(Stored data)
[START]

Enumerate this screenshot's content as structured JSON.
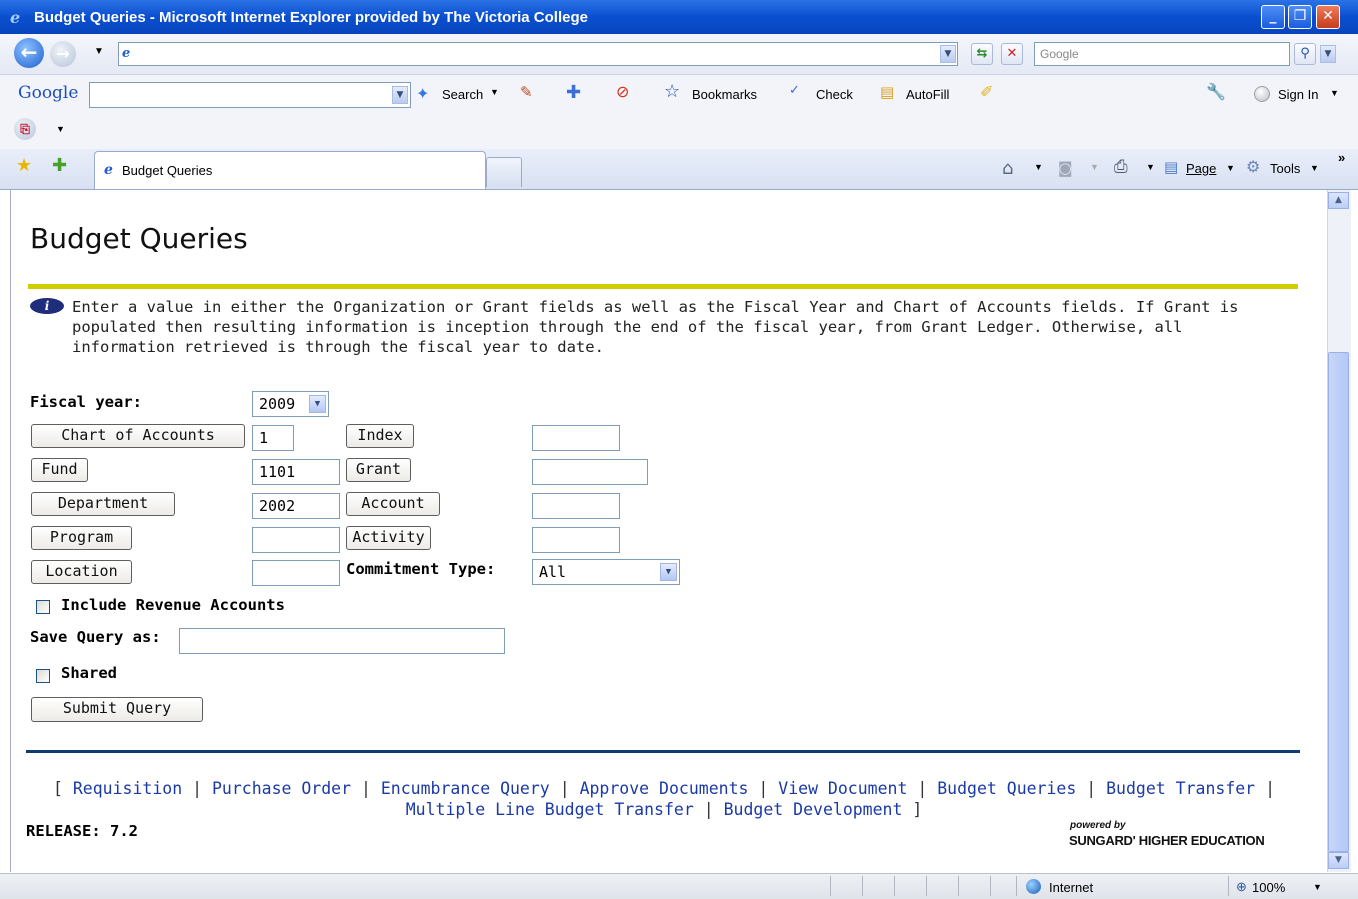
{
  "window": {
    "title": "Budget Queries - Microsoft Internet Explorer provided by The Victoria College",
    "controls": [
      "_",
      "❐",
      "✕"
    ]
  },
  "address_bar": {
    "search_placeholder": "Google"
  },
  "google_toolbar": {
    "logo": "Google",
    "search": "Search",
    "bookmarks": "Bookmarks",
    "check": "Check",
    "autofill": "AutoFill",
    "sign_in": "Sign In"
  },
  "tabs": {
    "active_label": "Budget Queries",
    "page_menu": "Page",
    "tools_menu": "Tools"
  },
  "page": {
    "heading": "Budget Queries",
    "info": "Enter a value in either the Organization or Grant fields as well as the Fiscal Year and Chart of Accounts fields. If Grant is populated then resulting information is inception through the end of the fiscal year, from Grant Ledger. Otherwise, all information retrieved is through the fiscal year to date.",
    "form": {
      "fiscal_year_label": "Fiscal year:",
      "fiscal_year_value": "2009",
      "chart_of_accounts_button": "Chart of Accounts",
      "chart_of_accounts_value": "1",
      "index_button": "Index",
      "index_value": "",
      "fund_button": "Fund",
      "fund_value": "1101",
      "grant_button": "Grant",
      "grant_value": "",
      "department_button": "Department",
      "department_value": "2002",
      "account_button": "Account",
      "account_value": "",
      "program_button": "Program",
      "program_value": "",
      "activity_button": "Activity",
      "activity_value": "",
      "location_button": "Location",
      "location_value": "",
      "commitment_type_label": "Commitment Type:",
      "commitment_type_value": "All",
      "include_revenue_label": "Include Revenue Accounts",
      "include_revenue_checked": false,
      "save_query_label": "Save Query as:",
      "save_query_value": "",
      "shared_label": "Shared",
      "shared_checked": false,
      "submit_button": "Submit Query"
    },
    "footer_links": [
      "Requisition",
      "Purchase Order",
      "Encumbrance Query",
      "Approve Documents",
      "View Document",
      "Budget Queries",
      "Budget Transfer",
      "Multiple Line Budget Transfer",
      "Budget Development"
    ],
    "release": "RELEASE: 7.2",
    "powered_by": "powered by",
    "sungard": "SUNGARD' HIGHER EDUCATION"
  },
  "status_bar": {
    "zone": "Internet",
    "zoom": "100%"
  },
  "colors": {
    "title_bar": "#0a4fcf",
    "heading_rule": "#cfcf00",
    "footer_rule": "#113c70",
    "link": "#1b3aa6"
  }
}
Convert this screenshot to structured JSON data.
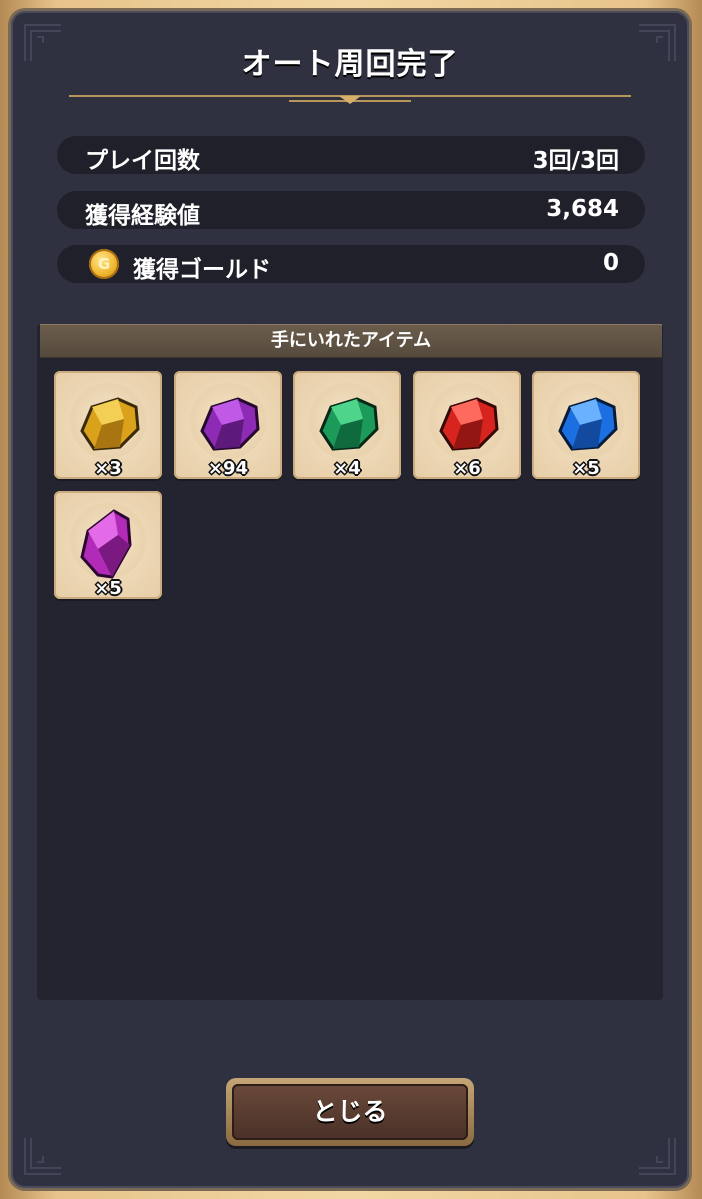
{
  "dialog": {
    "title": "オート周回完了",
    "close_label": "とじる"
  },
  "stats": [
    {
      "label": "プレイ回数",
      "value": "3回/3回"
    },
    {
      "label": "獲得経験値",
      "value": "3,684"
    },
    {
      "label": "獲得ゴールド",
      "value": "0",
      "icon": "gold-coin-icon",
      "icon_letter": "G"
    }
  ],
  "items_section": {
    "header": "手にいれたアイテム",
    "items": [
      {
        "name": "yellow-crystal-icon",
        "color": "#d9a21a",
        "qty": "×3"
      },
      {
        "name": "purple-crystal-icon",
        "color": "#8e2bb5",
        "qty": "×94"
      },
      {
        "name": "green-crystal-icon",
        "color": "#1c9a5a",
        "qty": "×4"
      },
      {
        "name": "red-crystal-icon",
        "color": "#d8241f",
        "qty": "×6"
      },
      {
        "name": "blue-crystal-icon",
        "color": "#1c6fe0",
        "qty": "×5"
      },
      {
        "name": "magenta-crystal-shard-icon",
        "color": "#b22ab8",
        "qty": "×5"
      }
    ]
  }
}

[END]

WHAT YOU HAVE TO DO
All of the entries above should be duplicated exactly, except for the pictures.

SOLUTION FOR THIS TASK
Enumerate this screenshot's content as structured JSON.
{
  "window": {
    "title": "Budget Queries - Microsoft Internet Explorer provided by The Victoria College",
    "controls": [
      "_",
      "❐",
      "✕"
    ]
  },
  "address_bar": {
    "search_placeholder": "Google"
  },
  "google_toolbar": {
    "logo": "Google",
    "search": "Search",
    "bookmarks": "Bookmarks",
    "check": "Check",
    "autofill": "AutoFill",
    "sign_in": "Sign In"
  },
  "tabs": {
    "active_label": "Budget Queries",
    "page_menu": "Page",
    "tools_menu": "Tools"
  },
  "page": {
    "heading": "Budget Queries",
    "info": "Enter a value in either the Organization or Grant fields as well as the Fiscal Year and Chart of Accounts fields. If Grant is populated then resulting information is inception through the end of the fiscal year, from Grant Ledger. Otherwise, all information retrieved is through the fiscal year to date.",
    "form": {
      "fiscal_year_label": "Fiscal year:",
      "fiscal_year_value": "2009",
      "chart_of_accounts_button": "Chart of Accounts",
      "chart_of_accounts_value": "1",
      "index_button": "Index",
      "index_value": "",
      "fund_button": "Fund",
      "fund_value": "1101",
      "grant_button": "Grant",
      "grant_value": "",
      "department_button": "Department",
      "department_value": "2002",
      "account_button": "Account",
      "account_value": "",
      "program_button": "Program",
      "program_value": "",
      "activity_button": "Activity",
      "activity_value": "",
      "location_button": "Location",
      "location_value": "",
      "commitment_type_label": "Commitment Type:",
      "commitment_type_value": "All",
      "include_revenue_label": "Include Revenue Accounts",
      "include_revenue_checked": false,
      "save_query_label": "Save Query as:",
      "save_query_value": "",
      "shared_label": "Shared",
      "shared_checked": false,
      "submit_button": "Submit Query"
    },
    "footer_links": [
      "Requisition",
      "Purchase Order",
      "Encumbrance Query",
      "Approve Documents",
      "View Document",
      "Budget Queries",
      "Budget Transfer",
      "Multiple Line Budget Transfer",
      "Budget Development"
    ],
    "release": "RELEASE: 7.2",
    "powered_by": "powered by",
    "sungard": "SUNGARD' HIGHER EDUCATION"
  },
  "status_bar": {
    "zone": "Internet",
    "zoom": "100%"
  },
  "colors": {
    "title_bar": "#0a4fcf",
    "heading_rule": "#cfcf00",
    "footer_rule": "#113c70",
    "link": "#1b3aa6"
  }
}
Convert this screenshot to structured JSON data.
{
  "dialog": {
    "title": "オート周回完了",
    "close_label": "とじる"
  },
  "stats": [
    {
      "label": "プレイ回数",
      "value": "3回/3回"
    },
    {
      "label": "獲得経験値",
      "value": "3,684"
    },
    {
      "label": "獲得ゴールド",
      "value": "0",
      "icon": "gold-coin-icon",
      "icon_letter": "G"
    }
  ],
  "items_section": {
    "header": "手にいれたアイテム",
    "items": [
      {
        "name": "yellow-crystal-icon",
        "color": "#d9a21a",
        "qty": "×3"
      },
      {
        "name": "purple-crystal-icon",
        "color": "#8e2bb5",
        "qty": "×94"
      },
      {
        "name": "green-crystal-icon",
        "color": "#1c9a5a",
        "qty": "×4"
      },
      {
        "name": "red-crystal-icon",
        "color": "#d8241f",
        "qty": "×6"
      },
      {
        "name": "blue-crystal-icon",
        "color": "#1c6fe0",
        "qty": "×5"
      },
      {
        "name": "magenta-crystal-shard-icon",
        "color": "#b22ab8",
        "qty": "×5"
      }
    ]
  }
}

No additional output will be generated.